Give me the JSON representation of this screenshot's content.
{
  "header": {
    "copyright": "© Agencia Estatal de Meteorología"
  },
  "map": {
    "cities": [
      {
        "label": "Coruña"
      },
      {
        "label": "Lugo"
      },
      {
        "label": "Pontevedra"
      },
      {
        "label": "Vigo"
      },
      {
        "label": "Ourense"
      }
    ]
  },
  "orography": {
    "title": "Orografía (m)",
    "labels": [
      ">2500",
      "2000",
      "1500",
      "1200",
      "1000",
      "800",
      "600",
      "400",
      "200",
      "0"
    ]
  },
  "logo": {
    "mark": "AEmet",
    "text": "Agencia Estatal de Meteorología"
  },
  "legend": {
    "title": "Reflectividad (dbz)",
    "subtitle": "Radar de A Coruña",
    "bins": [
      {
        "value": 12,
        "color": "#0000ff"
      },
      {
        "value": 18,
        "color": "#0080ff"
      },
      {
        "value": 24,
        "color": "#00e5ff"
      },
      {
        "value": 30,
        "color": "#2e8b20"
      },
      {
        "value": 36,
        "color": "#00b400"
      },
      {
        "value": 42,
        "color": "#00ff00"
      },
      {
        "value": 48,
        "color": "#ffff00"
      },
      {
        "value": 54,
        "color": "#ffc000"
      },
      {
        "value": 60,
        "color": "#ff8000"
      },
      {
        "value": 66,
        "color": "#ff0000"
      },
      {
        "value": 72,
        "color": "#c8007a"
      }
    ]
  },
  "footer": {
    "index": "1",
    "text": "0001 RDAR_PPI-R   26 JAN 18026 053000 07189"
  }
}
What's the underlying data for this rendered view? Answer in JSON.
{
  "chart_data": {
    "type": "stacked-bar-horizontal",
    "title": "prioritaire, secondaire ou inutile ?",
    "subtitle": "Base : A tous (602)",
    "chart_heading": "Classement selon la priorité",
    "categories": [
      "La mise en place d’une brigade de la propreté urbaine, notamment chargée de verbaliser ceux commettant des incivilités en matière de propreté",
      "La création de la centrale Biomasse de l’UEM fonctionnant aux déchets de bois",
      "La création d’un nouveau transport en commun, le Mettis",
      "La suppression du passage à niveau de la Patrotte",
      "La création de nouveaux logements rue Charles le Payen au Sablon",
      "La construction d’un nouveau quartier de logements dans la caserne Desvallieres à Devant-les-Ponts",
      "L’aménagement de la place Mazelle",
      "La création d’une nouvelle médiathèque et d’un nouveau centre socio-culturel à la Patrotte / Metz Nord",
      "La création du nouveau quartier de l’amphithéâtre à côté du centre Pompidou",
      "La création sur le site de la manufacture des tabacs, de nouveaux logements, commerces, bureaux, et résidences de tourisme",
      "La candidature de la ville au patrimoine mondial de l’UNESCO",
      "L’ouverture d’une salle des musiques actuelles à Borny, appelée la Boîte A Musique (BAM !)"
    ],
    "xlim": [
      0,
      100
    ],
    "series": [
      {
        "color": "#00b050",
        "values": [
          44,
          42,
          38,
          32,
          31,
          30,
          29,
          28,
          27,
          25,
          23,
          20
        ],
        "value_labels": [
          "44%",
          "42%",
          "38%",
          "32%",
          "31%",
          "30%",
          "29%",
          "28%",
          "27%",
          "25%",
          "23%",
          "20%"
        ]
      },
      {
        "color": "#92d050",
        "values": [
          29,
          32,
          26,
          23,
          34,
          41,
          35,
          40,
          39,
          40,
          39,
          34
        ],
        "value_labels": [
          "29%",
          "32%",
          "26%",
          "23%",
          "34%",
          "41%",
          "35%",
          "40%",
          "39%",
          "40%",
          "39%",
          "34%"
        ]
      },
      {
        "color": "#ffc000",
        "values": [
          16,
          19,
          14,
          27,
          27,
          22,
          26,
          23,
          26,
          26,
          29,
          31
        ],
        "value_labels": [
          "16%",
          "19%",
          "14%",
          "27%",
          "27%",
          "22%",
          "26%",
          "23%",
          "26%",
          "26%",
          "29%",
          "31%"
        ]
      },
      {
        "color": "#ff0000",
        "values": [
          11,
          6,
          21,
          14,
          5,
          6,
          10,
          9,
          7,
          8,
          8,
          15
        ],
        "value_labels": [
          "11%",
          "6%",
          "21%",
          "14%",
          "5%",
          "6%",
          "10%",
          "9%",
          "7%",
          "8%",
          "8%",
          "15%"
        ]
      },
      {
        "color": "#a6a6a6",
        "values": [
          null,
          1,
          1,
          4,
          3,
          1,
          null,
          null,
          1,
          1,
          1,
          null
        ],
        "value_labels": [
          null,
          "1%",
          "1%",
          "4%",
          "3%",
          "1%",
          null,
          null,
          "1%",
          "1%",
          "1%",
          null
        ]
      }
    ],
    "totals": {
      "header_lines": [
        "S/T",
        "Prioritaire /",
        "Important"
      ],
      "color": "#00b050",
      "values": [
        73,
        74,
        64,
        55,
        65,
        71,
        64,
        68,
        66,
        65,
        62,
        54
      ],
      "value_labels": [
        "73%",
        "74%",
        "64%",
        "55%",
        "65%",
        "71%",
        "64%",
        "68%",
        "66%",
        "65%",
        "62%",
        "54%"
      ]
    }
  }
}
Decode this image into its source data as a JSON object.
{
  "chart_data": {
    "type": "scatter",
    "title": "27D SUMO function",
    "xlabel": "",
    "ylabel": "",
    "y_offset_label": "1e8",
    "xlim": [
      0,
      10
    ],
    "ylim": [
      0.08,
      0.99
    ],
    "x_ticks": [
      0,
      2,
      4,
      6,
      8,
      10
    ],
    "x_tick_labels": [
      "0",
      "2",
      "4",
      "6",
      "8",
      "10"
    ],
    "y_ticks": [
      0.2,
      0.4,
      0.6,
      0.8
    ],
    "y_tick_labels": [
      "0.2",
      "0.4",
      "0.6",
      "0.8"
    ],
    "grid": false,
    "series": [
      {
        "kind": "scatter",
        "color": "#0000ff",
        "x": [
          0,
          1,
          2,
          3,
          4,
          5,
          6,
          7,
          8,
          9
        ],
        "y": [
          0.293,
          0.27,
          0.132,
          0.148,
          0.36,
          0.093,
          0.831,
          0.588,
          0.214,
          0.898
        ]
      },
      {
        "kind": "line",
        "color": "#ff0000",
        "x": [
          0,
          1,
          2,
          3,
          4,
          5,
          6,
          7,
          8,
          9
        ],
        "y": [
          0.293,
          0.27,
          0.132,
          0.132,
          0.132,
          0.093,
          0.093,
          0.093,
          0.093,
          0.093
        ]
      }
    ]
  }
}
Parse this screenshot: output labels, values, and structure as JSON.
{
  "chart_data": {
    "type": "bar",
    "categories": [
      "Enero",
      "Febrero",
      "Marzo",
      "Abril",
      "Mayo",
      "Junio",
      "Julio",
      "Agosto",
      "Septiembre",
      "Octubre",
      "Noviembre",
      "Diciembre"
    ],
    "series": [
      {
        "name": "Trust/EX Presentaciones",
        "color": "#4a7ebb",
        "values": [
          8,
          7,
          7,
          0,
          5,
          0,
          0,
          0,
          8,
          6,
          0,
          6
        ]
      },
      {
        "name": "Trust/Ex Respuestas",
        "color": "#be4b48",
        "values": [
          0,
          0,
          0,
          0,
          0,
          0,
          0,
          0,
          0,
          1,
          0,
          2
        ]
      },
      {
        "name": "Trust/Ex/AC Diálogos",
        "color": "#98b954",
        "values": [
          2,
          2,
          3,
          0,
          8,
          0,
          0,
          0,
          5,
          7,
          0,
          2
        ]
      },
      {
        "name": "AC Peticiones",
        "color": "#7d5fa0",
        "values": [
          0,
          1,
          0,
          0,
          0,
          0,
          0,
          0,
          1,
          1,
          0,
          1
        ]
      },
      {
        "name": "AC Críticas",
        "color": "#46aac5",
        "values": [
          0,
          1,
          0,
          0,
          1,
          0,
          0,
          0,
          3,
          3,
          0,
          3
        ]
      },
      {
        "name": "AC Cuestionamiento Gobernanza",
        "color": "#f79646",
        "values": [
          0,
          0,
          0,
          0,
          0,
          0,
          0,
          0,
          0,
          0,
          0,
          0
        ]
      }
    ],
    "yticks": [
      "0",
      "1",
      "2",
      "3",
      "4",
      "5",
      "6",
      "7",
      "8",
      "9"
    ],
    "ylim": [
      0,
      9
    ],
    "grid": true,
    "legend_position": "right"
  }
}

= Goal =
Work through the records line by line and tally those with the word "Coruña". Report only the total.

= Solution to the exercise =
2